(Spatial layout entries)
= = =

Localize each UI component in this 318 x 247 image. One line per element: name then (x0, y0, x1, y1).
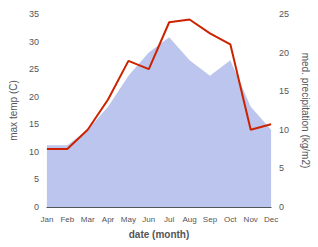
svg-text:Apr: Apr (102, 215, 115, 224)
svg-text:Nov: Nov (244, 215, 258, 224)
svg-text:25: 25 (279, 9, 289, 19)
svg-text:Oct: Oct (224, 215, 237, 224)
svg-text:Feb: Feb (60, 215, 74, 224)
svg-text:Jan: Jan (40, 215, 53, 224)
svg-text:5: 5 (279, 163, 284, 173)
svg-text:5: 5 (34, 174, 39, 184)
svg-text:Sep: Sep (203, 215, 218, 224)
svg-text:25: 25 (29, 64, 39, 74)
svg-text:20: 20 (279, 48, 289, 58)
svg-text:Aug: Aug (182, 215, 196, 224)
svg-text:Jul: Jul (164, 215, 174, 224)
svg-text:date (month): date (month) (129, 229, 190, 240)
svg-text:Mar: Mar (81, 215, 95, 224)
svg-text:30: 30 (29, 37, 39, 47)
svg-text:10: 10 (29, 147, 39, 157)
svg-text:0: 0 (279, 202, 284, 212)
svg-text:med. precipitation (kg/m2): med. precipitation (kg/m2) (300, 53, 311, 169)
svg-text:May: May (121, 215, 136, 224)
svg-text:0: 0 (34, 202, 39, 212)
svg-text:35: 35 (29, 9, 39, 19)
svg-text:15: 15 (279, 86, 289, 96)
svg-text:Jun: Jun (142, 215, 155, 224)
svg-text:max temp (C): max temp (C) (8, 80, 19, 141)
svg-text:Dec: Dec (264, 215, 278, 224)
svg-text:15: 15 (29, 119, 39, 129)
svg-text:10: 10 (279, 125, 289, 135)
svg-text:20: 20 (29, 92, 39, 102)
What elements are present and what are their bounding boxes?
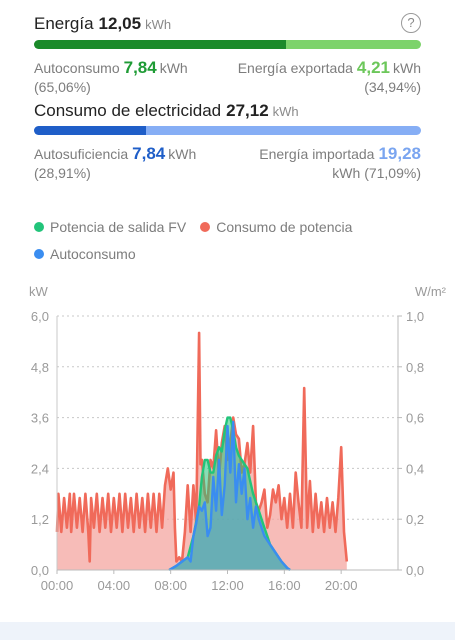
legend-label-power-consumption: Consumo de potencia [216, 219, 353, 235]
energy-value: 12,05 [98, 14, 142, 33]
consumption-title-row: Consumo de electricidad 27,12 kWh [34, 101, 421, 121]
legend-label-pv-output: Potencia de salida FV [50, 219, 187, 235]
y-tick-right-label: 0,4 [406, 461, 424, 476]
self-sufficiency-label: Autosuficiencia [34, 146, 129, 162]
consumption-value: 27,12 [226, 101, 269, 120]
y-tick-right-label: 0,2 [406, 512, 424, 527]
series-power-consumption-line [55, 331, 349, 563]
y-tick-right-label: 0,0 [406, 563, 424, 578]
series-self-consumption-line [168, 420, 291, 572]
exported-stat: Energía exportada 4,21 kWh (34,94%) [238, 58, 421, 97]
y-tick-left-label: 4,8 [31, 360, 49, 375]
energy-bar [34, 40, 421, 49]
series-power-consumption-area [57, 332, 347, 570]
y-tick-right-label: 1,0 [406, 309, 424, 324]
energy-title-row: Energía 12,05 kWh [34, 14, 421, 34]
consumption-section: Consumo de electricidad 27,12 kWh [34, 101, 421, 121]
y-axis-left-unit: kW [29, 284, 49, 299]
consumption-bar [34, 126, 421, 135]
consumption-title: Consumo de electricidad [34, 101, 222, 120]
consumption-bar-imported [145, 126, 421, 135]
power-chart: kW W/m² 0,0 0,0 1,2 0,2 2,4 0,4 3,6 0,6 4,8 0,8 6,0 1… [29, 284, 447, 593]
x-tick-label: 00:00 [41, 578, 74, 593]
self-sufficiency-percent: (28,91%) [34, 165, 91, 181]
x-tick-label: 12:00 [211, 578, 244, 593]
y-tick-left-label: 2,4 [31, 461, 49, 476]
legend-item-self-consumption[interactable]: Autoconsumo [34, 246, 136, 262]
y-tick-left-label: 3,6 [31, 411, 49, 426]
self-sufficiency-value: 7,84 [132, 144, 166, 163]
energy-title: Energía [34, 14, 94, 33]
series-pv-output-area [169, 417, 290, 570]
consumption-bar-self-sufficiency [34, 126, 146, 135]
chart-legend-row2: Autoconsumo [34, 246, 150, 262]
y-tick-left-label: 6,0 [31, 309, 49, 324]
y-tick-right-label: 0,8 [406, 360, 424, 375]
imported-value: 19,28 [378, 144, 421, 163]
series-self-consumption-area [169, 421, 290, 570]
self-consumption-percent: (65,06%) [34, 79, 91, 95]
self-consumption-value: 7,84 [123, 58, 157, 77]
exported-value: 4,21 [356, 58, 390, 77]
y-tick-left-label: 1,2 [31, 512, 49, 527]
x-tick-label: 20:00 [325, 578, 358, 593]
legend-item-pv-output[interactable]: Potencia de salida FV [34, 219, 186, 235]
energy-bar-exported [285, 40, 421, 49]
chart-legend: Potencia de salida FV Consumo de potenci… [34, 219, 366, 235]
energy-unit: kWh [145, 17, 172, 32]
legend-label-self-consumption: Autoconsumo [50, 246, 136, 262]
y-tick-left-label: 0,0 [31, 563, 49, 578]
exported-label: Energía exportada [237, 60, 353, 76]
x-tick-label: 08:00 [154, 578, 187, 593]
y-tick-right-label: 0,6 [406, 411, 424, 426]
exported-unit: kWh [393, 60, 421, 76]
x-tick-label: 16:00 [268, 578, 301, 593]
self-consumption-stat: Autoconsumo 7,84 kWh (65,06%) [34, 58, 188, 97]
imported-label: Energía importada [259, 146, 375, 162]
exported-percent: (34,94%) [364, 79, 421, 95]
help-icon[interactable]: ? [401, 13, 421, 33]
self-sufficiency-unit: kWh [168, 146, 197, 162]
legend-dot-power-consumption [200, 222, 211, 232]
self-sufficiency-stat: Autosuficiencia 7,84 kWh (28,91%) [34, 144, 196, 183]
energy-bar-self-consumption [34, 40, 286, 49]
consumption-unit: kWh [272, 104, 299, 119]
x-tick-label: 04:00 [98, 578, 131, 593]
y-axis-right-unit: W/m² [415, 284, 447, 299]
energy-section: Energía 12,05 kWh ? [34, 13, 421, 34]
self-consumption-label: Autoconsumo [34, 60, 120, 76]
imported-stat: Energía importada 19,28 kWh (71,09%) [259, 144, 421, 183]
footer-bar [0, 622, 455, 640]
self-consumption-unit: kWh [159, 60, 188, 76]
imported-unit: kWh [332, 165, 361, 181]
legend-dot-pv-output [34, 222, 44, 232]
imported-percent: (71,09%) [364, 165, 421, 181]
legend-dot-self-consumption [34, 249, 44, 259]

= = =

WHAT TO PRODUCE:
Reproduce the rows with "bounding boxes" swapped for "coordinates" everywhere and nothing else altered. Leave out the pictures.

RESULT FOR THIS EXERCISE:
Localize each UI component in this 318 x 247 image. One line per element: name then (x0, y0, x1, y1).
svg-text:Apr: Apr (102, 215, 115, 224)
svg-text:Nov: Nov (244, 215, 258, 224)
svg-text:25: 25 (279, 9, 289, 19)
svg-text:Oct: Oct (224, 215, 237, 224)
svg-text:Feb: Feb (60, 215, 74, 224)
svg-text:Jan: Jan (40, 215, 53, 224)
svg-text:5: 5 (279, 163, 284, 173)
svg-text:5: 5 (34, 174, 39, 184)
svg-text:Sep: Sep (203, 215, 218, 224)
svg-text:25: 25 (29, 64, 39, 74)
svg-text:20: 20 (279, 48, 289, 58)
svg-text:Aug: Aug (182, 215, 196, 224)
svg-text:Jul: Jul (164, 215, 174, 224)
svg-text:date (month): date (month) (129, 229, 190, 240)
svg-text:Mar: Mar (81, 215, 95, 224)
svg-text:30: 30 (29, 37, 39, 47)
svg-text:10: 10 (29, 147, 39, 157)
svg-text:0: 0 (279, 202, 284, 212)
svg-text:med. precipitation (kg/m2): med. precipitation (kg/m2) (300, 53, 311, 169)
svg-text:May: May (121, 215, 136, 224)
svg-text:0: 0 (34, 202, 39, 212)
svg-text:35: 35 (29, 9, 39, 19)
svg-text:15: 15 (279, 86, 289, 96)
svg-text:Jun: Jun (142, 215, 155, 224)
svg-text:max temp (C): max temp (C) (8, 80, 19, 141)
svg-text:Dec: Dec (264, 215, 278, 224)
svg-text:15: 15 (29, 119, 39, 129)
svg-text:10: 10 (279, 125, 289, 135)
svg-text:20: 20 (29, 92, 39, 102)
What elements are present and what are their coordinates?
legend-label-power-consumption: Consumo de potencia [216, 219, 353, 235]
energy-value: 12,05 [98, 14, 142, 33]
consumption-title-row: Consumo de electricidad 27,12 kWh [34, 101, 421, 121]
legend-label-pv-output: Potencia de salida FV [50, 219, 187, 235]
y-tick-right-label: 0,4 [406, 461, 424, 476]
self-sufficiency-label: Autosuficiencia [34, 146, 129, 162]
consumption-value: 27,12 [226, 101, 269, 120]
y-tick-right-label: 0,2 [406, 512, 424, 527]
series-power-consumption-line [55, 331, 349, 563]
y-tick-right-label: 0,0 [406, 563, 424, 578]
series-self-consumption-line [168, 420, 291, 572]
exported-stat: Energía exportada 4,21 kWh (34,94%) [238, 58, 421, 97]
y-tick-left-label: 4,8 [31, 360, 49, 375]
energy-bar [34, 40, 421, 49]
series-power-consumption-area [57, 332, 347, 570]
y-tick-right-label: 1,0 [406, 309, 424, 324]
energy-title-row: Energía 12,05 kWh [34, 14, 421, 34]
consumption-section: Consumo de electricidad 27,12 kWh [34, 101, 421, 121]
y-axis-left-unit: kW [29, 284, 49, 299]
consumption-bar [34, 126, 421, 135]
consumption-title: Consumo de electricidad [34, 101, 222, 120]
consumption-bar-imported [145, 126, 421, 135]
power-chart: kW W/m² 0,0 0,0 1,2 0,2 2,4 0,4 3,6 0,6 4,8 0,8 6,0 1… [29, 284, 447, 593]
x-tick-label: 00:00 [41, 578, 74, 593]
self-sufficiency-percent: (28,91%) [34, 165, 91, 181]
x-tick-label: 12:00 [211, 578, 244, 593]
y-tick-left-label: 2,4 [31, 461, 49, 476]
legend-item-self-consumption[interactable]: Autoconsumo [34, 246, 136, 262]
y-tick-left-label: 3,6 [31, 411, 49, 426]
self-sufficiency-value: 7,84 [132, 144, 166, 163]
energy-title: Energía [34, 14, 94, 33]
series-pv-output-area [169, 417, 290, 570]
consumption-bar-self-sufficiency [34, 126, 146, 135]
chart-legend-row2: Autoconsumo [34, 246, 150, 262]
y-tick-left-label: 6,0 [31, 309, 49, 324]
y-tick-right-label: 0,8 [406, 360, 424, 375]
imported-value: 19,28 [378, 144, 421, 163]
series-self-consumption-area [169, 421, 290, 570]
self-consumption-percent: (65,06%) [34, 79, 91, 95]
self-consumption-value: 7,84 [123, 58, 157, 77]
exported-value: 4,21 [356, 58, 390, 77]
y-tick-left-label: 1,2 [31, 512, 49, 527]
x-tick-label: 20:00 [325, 578, 358, 593]
legend-item-pv-output[interactable]: Potencia de salida FV [34, 219, 186, 235]
energy-bar-exported [285, 40, 421, 49]
chart-legend: Potencia de salida FV Consumo de potenci… [34, 219, 366, 235]
energy-unit: kWh [145, 17, 172, 32]
legend-label-self-consumption: Autoconsumo [50, 246, 136, 262]
y-tick-left-label: 0,0 [31, 563, 49, 578]
exported-label: Energía exportada [237, 60, 353, 76]
x-tick-label: 08:00 [154, 578, 187, 593]
y-tick-right-label: 0,6 [406, 411, 424, 426]
exported-unit: kWh [393, 60, 421, 76]
x-tick-label: 16:00 [268, 578, 301, 593]
self-consumption-stat: Autoconsumo 7,84 kWh (65,06%) [34, 58, 188, 97]
imported-label: Energía importada [259, 146, 375, 162]
exported-percent: (34,94%) [364, 79, 421, 95]
help-icon[interactable]: ? [401, 13, 421, 33]
self-sufficiency-unit: kWh [168, 146, 197, 162]
legend-dot-power-consumption [200, 222, 211, 232]
self-sufficiency-stat: Autosuficiencia 7,84 kWh (28,91%) [34, 144, 196, 183]
energy-bar-self-consumption [34, 40, 286, 49]
consumption-unit: kWh [272, 104, 299, 119]
x-tick-label: 04:00 [98, 578, 131, 593]
y-axis-right-unit: W/m² [415, 284, 447, 299]
energy-section: Energía 12,05 kWh ? [34, 13, 421, 34]
self-consumption-label: Autoconsumo [34, 60, 120, 76]
imported-stat: Energía importada 19,28 kWh (71,09%) [259, 144, 421, 183]
footer-bar [0, 622, 455, 640]
self-consumption-unit: kWh [159, 60, 188, 76]
imported-unit: kWh [332, 165, 361, 181]
legend-dot-pv-output [34, 222, 44, 232]
imported-percent: (71,09%) [364, 165, 421, 181]
legend-dot-self-consumption [34, 249, 44, 259]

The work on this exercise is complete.